- What to work on
Return the listing word for word, as given.
[start of Data for this task]
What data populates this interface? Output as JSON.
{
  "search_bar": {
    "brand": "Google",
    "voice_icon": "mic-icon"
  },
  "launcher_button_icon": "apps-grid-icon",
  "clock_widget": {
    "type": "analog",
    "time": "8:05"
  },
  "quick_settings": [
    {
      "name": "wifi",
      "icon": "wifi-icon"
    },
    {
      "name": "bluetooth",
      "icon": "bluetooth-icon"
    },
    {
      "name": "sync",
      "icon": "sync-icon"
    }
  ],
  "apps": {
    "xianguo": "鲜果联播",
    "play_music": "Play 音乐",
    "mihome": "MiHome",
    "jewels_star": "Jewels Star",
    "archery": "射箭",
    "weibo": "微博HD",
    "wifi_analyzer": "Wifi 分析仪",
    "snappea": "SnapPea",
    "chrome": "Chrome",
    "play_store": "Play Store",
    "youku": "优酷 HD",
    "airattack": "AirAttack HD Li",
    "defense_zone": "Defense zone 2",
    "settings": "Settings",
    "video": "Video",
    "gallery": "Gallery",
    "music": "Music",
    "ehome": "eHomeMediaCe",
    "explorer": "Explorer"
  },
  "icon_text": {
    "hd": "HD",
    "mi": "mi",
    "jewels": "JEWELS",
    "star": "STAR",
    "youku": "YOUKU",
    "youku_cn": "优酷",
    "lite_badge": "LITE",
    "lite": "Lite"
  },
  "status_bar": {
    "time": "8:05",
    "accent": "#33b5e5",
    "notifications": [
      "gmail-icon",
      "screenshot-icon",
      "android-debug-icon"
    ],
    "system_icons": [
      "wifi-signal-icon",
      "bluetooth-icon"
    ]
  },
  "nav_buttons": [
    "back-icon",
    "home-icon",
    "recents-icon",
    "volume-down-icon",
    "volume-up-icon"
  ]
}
[end of Data for this task]
- Problem solution
What data populates this interface? Output as JSON.
{
  "search_bar": {
    "brand": "Google",
    "voice_icon": "mic-icon"
  },
  "launcher_button_icon": "apps-grid-icon",
  "clock_widget": {
    "type": "analog",
    "time": "8:05"
  },
  "quick_settings": [
    {
      "name": "wifi",
      "icon": "wifi-icon"
    },
    {
      "name": "bluetooth",
      "icon": "bluetooth-icon"
    },
    {
      "name": "sync",
      "icon": "sync-icon"
    }
  ],
  "apps": {
    "xianguo": "鲜果联播",
    "play_music": "Play 音乐",
    "mihome": "MiHome",
    "jewels_star": "Jewels Star",
    "archery": "射箭",
    "weibo": "微博HD",
    "wifi_analyzer": "Wifi 分析仪",
    "snappea": "SnapPea",
    "chrome": "Chrome",
    "play_store": "Play Store",
    "youku": "优酷 HD",
    "airattack": "AirAttack HD Li",
    "defense_zone": "Defense zone 2",
    "settings": "Settings",
    "video": "Video",
    "gallery": "Gallery",
    "music": "Music",
    "ehome": "eHomeMediaCe",
    "explorer": "Explorer"
  },
  "icon_text": {
    "hd": "HD",
    "mi": "mi",
    "jewels": "JEWELS",
    "star": "STAR",
    "youku": "YOUKU",
    "youku_cn": "优酷",
    "lite_badge": "LITE",
    "lite": "Lite"
  },
  "status_bar": {
    "time": "8:05",
    "accent": "#33b5e5",
    "notifications": [
      "gmail-icon",
      "screenshot-icon",
      "android-debug-icon"
    ],
    "system_icons": [
      "wifi-signal-icon",
      "bluetooth-icon"
    ]
  },
  "nav_buttons": [
    "back-icon",
    "home-icon",
    "recents-icon",
    "volume-down-icon",
    "volume-up-icon"
  ]
}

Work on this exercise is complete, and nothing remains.